Pull out from the material below all lines with "daha".

************

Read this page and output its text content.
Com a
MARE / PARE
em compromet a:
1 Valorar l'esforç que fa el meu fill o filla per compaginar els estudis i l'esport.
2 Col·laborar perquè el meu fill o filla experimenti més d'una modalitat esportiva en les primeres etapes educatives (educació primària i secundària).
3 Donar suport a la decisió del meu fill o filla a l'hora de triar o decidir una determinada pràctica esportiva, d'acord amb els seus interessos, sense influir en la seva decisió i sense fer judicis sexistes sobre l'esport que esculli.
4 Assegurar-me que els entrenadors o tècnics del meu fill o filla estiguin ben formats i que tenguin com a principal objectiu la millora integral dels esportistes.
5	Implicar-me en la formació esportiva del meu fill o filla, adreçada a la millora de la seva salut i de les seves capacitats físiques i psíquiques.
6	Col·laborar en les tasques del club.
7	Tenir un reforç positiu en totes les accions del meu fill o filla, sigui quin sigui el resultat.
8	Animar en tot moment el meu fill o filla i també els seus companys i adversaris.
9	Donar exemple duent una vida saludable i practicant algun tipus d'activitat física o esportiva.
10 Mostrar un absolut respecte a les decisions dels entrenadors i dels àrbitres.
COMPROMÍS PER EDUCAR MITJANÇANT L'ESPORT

************

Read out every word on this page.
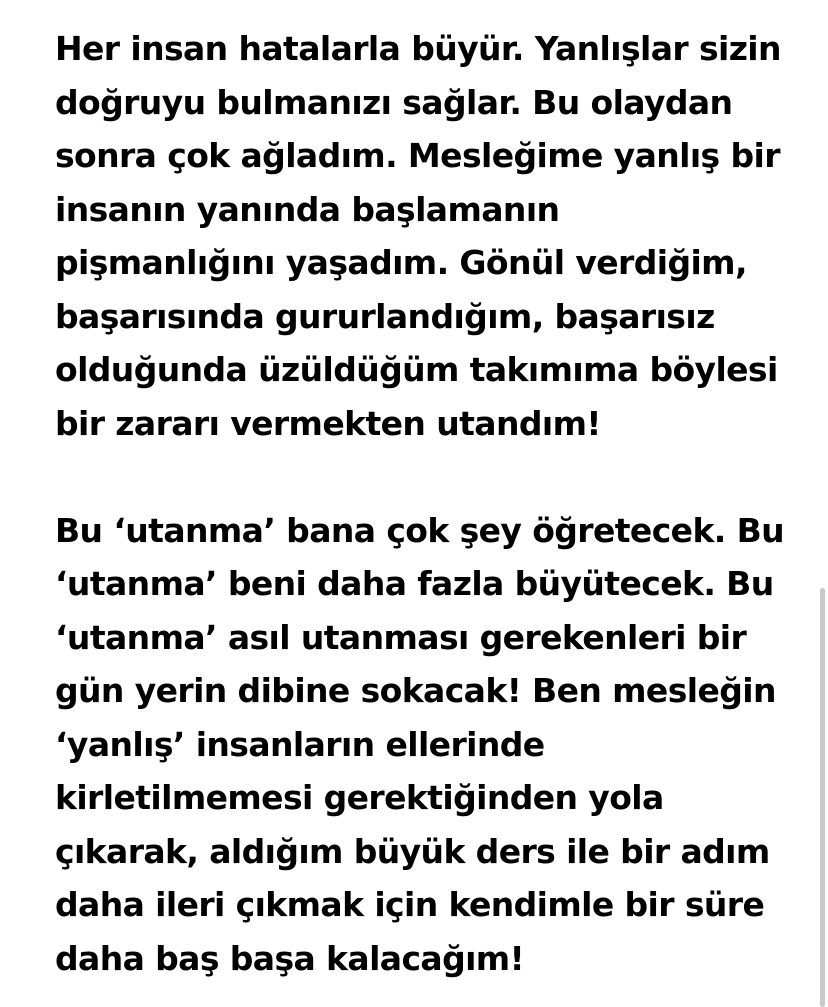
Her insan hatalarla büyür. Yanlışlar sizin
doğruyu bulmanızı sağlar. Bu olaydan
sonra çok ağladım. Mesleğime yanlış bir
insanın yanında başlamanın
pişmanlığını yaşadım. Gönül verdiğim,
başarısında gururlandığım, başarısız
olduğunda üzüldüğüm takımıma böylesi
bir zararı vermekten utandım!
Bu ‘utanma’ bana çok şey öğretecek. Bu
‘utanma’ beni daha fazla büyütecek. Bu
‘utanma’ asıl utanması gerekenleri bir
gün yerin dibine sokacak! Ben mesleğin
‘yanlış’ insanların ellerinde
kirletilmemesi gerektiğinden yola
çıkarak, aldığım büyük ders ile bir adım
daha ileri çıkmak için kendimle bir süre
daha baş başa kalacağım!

************

• Output for this task:
‘utanma’ beni daha fazla büyütecek. Bu
daha ileri çıkmak için kendimle bir süre
daha baş başa kalacağım!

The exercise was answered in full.